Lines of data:
==*==

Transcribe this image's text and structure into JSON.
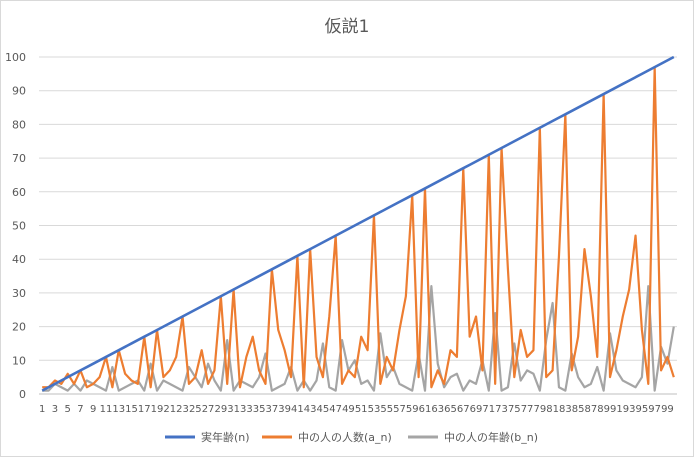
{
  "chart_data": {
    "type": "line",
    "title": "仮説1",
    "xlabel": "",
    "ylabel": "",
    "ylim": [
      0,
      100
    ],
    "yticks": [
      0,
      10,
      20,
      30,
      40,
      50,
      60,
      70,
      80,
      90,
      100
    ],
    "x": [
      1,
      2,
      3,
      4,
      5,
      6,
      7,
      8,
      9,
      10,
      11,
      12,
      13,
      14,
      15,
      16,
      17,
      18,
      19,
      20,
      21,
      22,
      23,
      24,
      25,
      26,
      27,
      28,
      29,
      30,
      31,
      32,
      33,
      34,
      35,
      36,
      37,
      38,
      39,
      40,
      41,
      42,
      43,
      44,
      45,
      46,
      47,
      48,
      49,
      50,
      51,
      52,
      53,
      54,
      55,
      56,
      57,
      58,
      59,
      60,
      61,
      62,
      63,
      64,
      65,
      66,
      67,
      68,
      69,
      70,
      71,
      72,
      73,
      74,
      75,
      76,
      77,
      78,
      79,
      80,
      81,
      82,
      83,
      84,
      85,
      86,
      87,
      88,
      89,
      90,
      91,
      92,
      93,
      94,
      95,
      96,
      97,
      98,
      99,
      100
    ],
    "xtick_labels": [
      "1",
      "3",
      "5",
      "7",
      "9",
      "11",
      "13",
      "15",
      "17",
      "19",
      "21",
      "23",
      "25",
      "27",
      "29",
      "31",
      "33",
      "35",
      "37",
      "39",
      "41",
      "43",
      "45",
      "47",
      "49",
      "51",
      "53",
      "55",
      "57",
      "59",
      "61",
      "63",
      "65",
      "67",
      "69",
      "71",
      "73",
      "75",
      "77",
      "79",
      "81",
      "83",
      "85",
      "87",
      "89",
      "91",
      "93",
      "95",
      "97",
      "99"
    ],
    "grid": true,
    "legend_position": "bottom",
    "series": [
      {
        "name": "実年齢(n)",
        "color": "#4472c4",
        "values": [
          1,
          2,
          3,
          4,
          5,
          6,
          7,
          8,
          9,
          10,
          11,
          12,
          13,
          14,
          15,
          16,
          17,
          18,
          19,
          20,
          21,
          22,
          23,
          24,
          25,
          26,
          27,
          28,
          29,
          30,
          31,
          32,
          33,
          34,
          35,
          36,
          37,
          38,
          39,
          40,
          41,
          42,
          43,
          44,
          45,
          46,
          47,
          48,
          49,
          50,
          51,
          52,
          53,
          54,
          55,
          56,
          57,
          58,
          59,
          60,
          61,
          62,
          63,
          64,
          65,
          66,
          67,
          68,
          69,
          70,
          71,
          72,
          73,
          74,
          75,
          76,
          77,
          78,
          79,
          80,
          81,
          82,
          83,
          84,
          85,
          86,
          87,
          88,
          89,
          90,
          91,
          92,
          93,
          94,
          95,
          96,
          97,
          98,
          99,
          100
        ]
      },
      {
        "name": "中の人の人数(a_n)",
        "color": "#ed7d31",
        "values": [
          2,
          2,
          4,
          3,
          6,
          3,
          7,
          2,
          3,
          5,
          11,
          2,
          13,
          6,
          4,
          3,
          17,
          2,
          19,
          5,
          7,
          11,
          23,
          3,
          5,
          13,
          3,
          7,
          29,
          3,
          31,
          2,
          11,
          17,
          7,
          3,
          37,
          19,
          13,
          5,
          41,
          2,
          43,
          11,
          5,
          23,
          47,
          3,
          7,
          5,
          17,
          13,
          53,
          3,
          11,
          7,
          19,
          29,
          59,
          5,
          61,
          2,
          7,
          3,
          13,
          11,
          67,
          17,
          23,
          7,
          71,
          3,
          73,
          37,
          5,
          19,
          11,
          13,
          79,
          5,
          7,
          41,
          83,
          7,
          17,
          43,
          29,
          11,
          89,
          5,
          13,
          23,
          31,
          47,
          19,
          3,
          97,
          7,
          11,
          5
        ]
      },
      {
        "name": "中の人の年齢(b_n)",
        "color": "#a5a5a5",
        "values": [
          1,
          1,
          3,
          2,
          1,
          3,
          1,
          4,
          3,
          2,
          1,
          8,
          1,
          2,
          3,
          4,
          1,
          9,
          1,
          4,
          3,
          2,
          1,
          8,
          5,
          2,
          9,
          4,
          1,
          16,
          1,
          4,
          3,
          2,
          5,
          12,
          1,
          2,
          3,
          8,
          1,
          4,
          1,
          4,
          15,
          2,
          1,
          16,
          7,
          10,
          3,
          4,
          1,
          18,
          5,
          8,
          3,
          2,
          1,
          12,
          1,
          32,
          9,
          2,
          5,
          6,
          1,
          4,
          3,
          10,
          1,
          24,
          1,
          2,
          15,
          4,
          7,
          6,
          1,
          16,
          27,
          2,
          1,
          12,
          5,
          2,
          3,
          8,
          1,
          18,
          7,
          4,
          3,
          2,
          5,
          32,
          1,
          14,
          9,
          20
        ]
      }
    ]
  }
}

==*==

=== Task objective ===
Transcribe the records word for word and include no pictures.

=== Final result ===
Transcribe this image's text and structure into JSON.
{
  "chart_data": {
    "type": "line",
    "title": "仮説1",
    "xlabel": "",
    "ylabel": "",
    "ylim": [
      0,
      100
    ],
    "yticks": [
      0,
      10,
      20,
      30,
      40,
      50,
      60,
      70,
      80,
      90,
      100
    ],
    "x": [
      1,
      2,
      3,
      4,
      5,
      6,
      7,
      8,
      9,
      10,
      11,
      12,
      13,
      14,
      15,
      16,
      17,
      18,
      19,
      20,
      21,
      22,
      23,
      24,
      25,
      26,
      27,
      28,
      29,
      30,
      31,
      32,
      33,
      34,
      35,
      36,
      37,
      38,
      39,
      40,
      41,
      42,
      43,
      44,
      45,
      46,
      47,
      48,
      49,
      50,
      51,
      52,
      53,
      54,
      55,
      56,
      57,
      58,
      59,
      60,
      61,
      62,
      63,
      64,
      65,
      66,
      67,
      68,
      69,
      70,
      71,
      72,
      73,
      74,
      75,
      76,
      77,
      78,
      79,
      80,
      81,
      82,
      83,
      84,
      85,
      86,
      87,
      88,
      89,
      90,
      91,
      92,
      93,
      94,
      95,
      96,
      97,
      98,
      99,
      100
    ],
    "xtick_labels": [
      "1",
      "3",
      "5",
      "7",
      "9",
      "11",
      "13",
      "15",
      "17",
      "19",
      "21",
      "23",
      "25",
      "27",
      "29",
      "31",
      "33",
      "35",
      "37",
      "39",
      "41",
      "43",
      "45",
      "47",
      "49",
      "51",
      "53",
      "55",
      "57",
      "59",
      "61",
      "63",
      "65",
      "67",
      "69",
      "71",
      "73",
      "75",
      "77",
      "79",
      "81",
      "83",
      "85",
      "87",
      "89",
      "91",
      "93",
      "95",
      "97",
      "99"
    ],
    "grid": true,
    "legend_position": "bottom",
    "series": [
      {
        "name": "実年齢(n)",
        "color": "#4472c4",
        "values": [
          1,
          2,
          3,
          4,
          5,
          6,
          7,
          8,
          9,
          10,
          11,
          12,
          13,
          14,
          15,
          16,
          17,
          18,
          19,
          20,
          21,
          22,
          23,
          24,
          25,
          26,
          27,
          28,
          29,
          30,
          31,
          32,
          33,
          34,
          35,
          36,
          37,
          38,
          39,
          40,
          41,
          42,
          43,
          44,
          45,
          46,
          47,
          48,
          49,
          50,
          51,
          52,
          53,
          54,
          55,
          56,
          57,
          58,
          59,
          60,
          61,
          62,
          63,
          64,
          65,
          66,
          67,
          68,
          69,
          70,
          71,
          72,
          73,
          74,
          75,
          76,
          77,
          78,
          79,
          80,
          81,
          82,
          83,
          84,
          85,
          86,
          87,
          88,
          89,
          90,
          91,
          92,
          93,
          94,
          95,
          96,
          97,
          98,
          99,
          100
        ]
      },
      {
        "name": "中の人の人数(a_n)",
        "color": "#ed7d31",
        "values": [
          2,
          2,
          4,
          3,
          6,
          3,
          7,
          2,
          3,
          5,
          11,
          2,
          13,
          6,
          4,
          3,
          17,
          2,
          19,
          5,
          7,
          11,
          23,
          3,
          5,
          13,
          3,
          7,
          29,
          3,
          31,
          2,
          11,
          17,
          7,
          3,
          37,
          19,
          13,
          5,
          41,
          2,
          43,
          11,
          5,
          23,
          47,
          3,
          7,
          5,
          17,
          13,
          53,
          3,
          11,
          7,
          19,
          29,
          59,
          5,
          61,
          2,
          7,
          3,
          13,
          11,
          67,
          17,
          23,
          7,
          71,
          3,
          73,
          37,
          5,
          19,
          11,
          13,
          79,
          5,
          7,
          41,
          83,
          7,
          17,
          43,
          29,
          11,
          89,
          5,
          13,
          23,
          31,
          47,
          19,
          3,
          97,
          7,
          11,
          5
        ]
      },
      {
        "name": "中の人の年齢(b_n)",
        "color": "#a5a5a5",
        "values": [
          1,
          1,
          3,
          2,
          1,
          3,
          1,
          4,
          3,
          2,
          1,
          8,
          1,
          2,
          3,
          4,
          1,
          9,
          1,
          4,
          3,
          2,
          1,
          8,
          5,
          2,
          9,
          4,
          1,
          16,
          1,
          4,
          3,
          2,
          5,
          12,
          1,
          2,
          3,
          8,
          1,
          4,
          1,
          4,
          15,
          2,
          1,
          16,
          7,
          10,
          3,
          4,
          1,
          18,
          5,
          8,
          3,
          2,
          1,
          12,
          1,
          32,
          9,
          2,
          5,
          6,
          1,
          4,
          3,
          10,
          1,
          24,
          1,
          2,
          15,
          4,
          7,
          6,
          1,
          16,
          27,
          2,
          1,
          12,
          5,
          2,
          3,
          8,
          1,
          18,
          7,
          4,
          3,
          2,
          5,
          32,
          1,
          14,
          9,
          20
        ]
      }
    ]
  }
}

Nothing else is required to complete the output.